= REQUIRED WORK =
Tally the lines containing the word "valorarán", and report the tally alone.

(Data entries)

* Begin *

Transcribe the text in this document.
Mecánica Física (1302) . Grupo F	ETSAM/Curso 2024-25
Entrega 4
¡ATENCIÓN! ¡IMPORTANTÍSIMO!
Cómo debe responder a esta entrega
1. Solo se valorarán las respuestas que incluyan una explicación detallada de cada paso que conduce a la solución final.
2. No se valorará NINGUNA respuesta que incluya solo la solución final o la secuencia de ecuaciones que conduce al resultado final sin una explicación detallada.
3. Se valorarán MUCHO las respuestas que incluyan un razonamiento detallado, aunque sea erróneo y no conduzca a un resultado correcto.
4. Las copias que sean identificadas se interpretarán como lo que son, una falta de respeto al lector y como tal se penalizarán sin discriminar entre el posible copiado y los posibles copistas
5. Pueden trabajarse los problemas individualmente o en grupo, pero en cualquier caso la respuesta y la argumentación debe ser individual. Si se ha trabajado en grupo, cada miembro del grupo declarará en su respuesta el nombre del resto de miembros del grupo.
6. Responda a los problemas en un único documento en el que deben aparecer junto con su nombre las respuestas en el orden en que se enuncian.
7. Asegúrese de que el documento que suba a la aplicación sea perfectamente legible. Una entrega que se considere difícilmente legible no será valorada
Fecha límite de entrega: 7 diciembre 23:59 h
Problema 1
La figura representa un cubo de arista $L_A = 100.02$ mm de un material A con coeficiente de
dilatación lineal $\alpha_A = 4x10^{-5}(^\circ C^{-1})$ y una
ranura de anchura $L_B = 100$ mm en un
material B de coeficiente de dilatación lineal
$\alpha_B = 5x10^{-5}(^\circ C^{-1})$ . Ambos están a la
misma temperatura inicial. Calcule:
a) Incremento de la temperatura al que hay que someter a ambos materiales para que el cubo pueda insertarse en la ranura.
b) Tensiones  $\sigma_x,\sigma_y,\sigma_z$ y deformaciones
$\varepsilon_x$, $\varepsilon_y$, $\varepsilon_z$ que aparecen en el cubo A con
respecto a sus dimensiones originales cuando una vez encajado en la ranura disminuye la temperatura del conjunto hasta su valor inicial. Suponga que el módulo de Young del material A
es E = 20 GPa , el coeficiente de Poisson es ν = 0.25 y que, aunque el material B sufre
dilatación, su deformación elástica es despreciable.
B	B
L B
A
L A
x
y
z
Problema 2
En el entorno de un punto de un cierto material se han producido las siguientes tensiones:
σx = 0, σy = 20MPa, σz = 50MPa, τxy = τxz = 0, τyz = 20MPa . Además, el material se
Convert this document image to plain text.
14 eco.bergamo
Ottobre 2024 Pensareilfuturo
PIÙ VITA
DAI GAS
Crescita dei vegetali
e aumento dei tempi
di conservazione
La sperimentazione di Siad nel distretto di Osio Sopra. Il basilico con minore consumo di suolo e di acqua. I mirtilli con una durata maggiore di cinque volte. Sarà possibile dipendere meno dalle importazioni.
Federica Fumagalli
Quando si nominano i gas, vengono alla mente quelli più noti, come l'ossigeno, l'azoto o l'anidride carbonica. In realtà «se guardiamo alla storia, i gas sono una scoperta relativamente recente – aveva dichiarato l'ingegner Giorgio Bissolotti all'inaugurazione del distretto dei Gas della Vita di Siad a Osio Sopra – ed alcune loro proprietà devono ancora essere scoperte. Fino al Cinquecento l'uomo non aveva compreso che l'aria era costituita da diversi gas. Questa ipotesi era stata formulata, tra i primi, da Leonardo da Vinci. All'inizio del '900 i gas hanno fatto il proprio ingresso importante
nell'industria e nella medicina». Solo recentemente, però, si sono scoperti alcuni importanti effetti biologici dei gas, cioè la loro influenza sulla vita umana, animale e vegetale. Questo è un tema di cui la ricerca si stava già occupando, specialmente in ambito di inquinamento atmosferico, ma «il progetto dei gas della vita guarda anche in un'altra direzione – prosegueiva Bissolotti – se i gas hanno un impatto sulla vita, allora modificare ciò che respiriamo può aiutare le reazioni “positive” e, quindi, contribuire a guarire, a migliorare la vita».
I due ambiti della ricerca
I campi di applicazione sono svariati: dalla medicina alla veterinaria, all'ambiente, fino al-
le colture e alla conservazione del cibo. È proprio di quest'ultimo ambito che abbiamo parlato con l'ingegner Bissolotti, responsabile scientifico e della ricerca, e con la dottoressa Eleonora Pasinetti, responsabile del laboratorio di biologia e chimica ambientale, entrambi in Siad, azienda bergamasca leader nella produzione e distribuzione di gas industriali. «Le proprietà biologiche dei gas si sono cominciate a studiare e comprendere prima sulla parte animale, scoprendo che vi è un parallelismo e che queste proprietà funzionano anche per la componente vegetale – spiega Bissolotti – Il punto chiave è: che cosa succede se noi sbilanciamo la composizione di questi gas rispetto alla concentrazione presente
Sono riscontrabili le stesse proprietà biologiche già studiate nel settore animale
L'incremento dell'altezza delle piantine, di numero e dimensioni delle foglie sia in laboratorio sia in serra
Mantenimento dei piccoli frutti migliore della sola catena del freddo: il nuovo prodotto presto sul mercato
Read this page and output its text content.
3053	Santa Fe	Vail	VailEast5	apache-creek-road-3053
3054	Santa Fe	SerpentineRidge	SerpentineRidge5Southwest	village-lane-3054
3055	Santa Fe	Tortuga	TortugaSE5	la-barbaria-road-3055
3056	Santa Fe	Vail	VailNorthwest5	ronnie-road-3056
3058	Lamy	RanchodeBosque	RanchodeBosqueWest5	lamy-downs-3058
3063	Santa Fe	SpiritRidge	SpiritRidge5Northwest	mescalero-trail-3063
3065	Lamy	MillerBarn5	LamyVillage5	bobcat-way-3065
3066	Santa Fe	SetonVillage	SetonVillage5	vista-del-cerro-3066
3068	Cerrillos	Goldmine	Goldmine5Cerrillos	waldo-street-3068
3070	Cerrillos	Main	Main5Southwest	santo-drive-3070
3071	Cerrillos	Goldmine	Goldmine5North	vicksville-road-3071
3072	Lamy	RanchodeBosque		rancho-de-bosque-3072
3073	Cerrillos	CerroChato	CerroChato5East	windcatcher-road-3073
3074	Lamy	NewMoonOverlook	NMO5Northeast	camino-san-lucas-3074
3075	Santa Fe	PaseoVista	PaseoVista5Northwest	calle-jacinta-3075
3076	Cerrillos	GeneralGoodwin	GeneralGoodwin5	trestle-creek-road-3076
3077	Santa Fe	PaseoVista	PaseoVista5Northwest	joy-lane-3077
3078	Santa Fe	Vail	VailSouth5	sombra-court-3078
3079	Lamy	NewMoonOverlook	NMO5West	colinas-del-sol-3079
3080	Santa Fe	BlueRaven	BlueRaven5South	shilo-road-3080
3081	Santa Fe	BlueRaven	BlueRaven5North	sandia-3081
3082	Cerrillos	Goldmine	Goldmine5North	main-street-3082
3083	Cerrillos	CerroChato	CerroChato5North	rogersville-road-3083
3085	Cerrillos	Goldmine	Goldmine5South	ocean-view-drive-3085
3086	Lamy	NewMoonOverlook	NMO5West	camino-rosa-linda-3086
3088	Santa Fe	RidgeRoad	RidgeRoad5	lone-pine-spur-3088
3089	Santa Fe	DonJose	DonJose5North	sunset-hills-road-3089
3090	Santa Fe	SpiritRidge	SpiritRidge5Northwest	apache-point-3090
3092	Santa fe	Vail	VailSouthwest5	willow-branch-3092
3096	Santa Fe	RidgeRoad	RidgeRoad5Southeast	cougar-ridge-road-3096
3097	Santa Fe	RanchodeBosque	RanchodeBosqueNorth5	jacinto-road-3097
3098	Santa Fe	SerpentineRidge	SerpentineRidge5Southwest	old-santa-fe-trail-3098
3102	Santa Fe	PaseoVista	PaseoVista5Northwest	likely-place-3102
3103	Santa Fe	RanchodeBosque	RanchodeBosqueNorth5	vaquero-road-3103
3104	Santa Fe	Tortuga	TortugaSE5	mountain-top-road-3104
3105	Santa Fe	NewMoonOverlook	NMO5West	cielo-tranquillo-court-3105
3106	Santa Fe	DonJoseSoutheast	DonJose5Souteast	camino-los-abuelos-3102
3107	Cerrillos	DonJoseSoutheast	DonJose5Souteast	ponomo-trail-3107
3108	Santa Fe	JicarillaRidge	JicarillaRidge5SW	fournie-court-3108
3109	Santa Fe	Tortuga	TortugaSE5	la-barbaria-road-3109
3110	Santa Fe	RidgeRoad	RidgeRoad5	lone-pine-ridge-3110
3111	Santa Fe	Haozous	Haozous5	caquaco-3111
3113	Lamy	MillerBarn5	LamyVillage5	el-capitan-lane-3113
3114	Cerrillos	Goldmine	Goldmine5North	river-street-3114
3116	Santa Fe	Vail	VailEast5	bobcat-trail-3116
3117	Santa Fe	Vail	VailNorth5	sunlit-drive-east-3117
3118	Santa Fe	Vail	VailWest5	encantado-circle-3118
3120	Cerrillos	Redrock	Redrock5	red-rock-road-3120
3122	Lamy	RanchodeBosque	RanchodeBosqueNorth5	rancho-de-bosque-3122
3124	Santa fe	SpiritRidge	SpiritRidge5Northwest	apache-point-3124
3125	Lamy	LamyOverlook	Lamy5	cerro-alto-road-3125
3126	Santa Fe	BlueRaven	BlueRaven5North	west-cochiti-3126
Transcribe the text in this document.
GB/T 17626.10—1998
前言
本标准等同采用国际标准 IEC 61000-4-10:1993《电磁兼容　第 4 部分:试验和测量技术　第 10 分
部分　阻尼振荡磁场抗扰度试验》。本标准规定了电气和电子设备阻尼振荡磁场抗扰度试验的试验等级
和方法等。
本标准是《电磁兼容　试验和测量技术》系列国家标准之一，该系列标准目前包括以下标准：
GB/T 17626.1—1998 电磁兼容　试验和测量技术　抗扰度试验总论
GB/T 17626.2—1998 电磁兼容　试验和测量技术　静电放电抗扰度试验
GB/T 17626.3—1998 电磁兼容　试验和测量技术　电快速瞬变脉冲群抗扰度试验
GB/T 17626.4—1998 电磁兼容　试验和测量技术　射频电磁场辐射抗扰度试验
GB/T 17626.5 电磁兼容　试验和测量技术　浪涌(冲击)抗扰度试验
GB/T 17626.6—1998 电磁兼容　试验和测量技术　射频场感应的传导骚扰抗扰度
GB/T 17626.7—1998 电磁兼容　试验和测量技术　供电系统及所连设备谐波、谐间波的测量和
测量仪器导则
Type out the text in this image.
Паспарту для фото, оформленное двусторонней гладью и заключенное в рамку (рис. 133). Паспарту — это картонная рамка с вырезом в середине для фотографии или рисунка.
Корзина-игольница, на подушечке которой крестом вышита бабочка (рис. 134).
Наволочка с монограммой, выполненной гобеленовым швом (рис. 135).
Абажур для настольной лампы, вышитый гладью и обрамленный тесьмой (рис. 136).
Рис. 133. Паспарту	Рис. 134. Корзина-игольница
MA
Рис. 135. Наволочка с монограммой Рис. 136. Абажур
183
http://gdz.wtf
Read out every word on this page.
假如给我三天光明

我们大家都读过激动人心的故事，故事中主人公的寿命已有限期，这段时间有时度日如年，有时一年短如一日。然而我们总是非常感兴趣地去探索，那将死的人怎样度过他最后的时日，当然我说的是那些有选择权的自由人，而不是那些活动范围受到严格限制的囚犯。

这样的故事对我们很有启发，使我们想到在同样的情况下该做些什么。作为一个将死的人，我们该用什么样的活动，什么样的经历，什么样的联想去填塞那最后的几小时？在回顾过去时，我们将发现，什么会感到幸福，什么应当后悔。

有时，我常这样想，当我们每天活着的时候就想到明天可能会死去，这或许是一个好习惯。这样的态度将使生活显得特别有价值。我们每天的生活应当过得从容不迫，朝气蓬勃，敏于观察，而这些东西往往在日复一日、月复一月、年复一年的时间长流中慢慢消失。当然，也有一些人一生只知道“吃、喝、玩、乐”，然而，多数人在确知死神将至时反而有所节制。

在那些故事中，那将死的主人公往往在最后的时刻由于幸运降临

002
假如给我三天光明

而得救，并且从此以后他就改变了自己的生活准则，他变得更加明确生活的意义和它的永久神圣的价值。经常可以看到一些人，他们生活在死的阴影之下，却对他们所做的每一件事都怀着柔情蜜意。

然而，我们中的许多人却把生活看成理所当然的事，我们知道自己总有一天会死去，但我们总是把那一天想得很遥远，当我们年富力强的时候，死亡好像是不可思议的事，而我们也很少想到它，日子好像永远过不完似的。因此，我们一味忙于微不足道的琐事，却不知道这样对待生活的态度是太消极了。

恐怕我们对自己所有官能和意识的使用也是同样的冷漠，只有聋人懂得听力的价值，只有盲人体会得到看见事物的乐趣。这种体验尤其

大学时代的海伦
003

* End *

= OUTPUT FOR THIS TASK =
2